## To be done:
Extract the lines that carry the string "frac" from the listing.

━━━━━ Given data

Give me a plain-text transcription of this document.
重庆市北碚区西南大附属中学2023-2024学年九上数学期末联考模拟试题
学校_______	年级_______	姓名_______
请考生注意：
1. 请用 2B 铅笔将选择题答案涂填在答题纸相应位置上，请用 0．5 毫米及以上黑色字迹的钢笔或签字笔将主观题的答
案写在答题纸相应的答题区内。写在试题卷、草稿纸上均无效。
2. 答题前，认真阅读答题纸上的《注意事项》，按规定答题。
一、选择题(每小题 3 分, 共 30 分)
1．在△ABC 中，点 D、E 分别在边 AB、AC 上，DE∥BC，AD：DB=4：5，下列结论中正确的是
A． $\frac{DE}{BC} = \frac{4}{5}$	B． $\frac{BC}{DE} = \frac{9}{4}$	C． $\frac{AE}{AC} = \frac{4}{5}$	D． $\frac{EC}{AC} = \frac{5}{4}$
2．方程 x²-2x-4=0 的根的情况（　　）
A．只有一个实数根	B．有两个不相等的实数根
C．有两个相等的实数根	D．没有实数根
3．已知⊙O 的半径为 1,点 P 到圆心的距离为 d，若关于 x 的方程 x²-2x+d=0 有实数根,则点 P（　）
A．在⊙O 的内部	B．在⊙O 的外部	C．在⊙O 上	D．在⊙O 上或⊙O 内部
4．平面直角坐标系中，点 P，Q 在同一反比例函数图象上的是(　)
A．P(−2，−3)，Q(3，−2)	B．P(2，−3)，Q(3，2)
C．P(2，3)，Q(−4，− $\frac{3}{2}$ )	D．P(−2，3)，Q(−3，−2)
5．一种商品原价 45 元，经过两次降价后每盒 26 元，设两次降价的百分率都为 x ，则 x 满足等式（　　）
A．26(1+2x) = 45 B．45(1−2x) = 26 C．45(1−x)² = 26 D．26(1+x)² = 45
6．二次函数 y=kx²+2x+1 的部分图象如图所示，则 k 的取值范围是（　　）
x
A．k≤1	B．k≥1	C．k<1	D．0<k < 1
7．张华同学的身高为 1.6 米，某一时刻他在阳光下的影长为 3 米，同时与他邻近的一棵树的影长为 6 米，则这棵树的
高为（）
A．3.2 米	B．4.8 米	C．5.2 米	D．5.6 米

━━━━━━━━━━

## Final result:
A． $\frac{DE}{BC} = \frac{4}{5}$	B． $\frac{BC}{DE} = \frac{9}{4}$	C． $\frac{AE}{AC} = \frac{4}{5}$	D． $\frac{EC}{AC} = \frac{5}{4}$
C．P(2，3)，Q(−4，− $\frac{3}{2}$ )	D．P(−2，3)，Q(−3，−2)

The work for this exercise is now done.